__DIRECTION__
Locate the word "Civil" in the material, then show every line that holds it.
:: INFORMATION SHOWN
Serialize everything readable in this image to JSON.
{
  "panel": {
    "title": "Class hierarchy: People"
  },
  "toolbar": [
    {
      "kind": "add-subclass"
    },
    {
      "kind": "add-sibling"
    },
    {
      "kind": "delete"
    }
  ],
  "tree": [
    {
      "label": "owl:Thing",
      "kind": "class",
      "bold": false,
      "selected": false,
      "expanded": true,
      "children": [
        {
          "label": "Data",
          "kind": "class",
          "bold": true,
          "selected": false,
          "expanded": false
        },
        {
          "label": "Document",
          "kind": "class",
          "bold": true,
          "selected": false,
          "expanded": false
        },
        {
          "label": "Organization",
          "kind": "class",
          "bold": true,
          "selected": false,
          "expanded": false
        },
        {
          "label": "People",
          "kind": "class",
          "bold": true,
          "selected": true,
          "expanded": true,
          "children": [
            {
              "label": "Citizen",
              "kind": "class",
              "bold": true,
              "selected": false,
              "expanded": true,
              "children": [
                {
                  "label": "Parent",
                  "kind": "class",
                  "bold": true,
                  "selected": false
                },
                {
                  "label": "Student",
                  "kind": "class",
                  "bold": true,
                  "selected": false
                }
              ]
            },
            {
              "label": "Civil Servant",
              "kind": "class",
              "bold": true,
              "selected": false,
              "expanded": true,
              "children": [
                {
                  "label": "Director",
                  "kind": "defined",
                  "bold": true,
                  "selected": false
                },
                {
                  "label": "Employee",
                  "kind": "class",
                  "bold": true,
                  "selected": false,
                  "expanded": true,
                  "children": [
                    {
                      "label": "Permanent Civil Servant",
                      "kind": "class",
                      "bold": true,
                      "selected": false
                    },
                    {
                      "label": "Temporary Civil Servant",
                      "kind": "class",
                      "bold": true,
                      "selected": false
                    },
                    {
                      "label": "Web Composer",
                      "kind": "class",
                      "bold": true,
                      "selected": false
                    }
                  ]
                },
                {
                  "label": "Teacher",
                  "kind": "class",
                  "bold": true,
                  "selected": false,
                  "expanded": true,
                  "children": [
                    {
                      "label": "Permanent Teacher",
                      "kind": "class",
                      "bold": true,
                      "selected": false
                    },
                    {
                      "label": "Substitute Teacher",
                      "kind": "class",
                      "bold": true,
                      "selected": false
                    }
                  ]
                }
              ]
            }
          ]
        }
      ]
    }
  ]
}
::::
__FULL SOLUTION__
              "label": "Civil Servant",
                      "label": "Permanent Civil Servant",
                      "label": "Temporary Civil Servant",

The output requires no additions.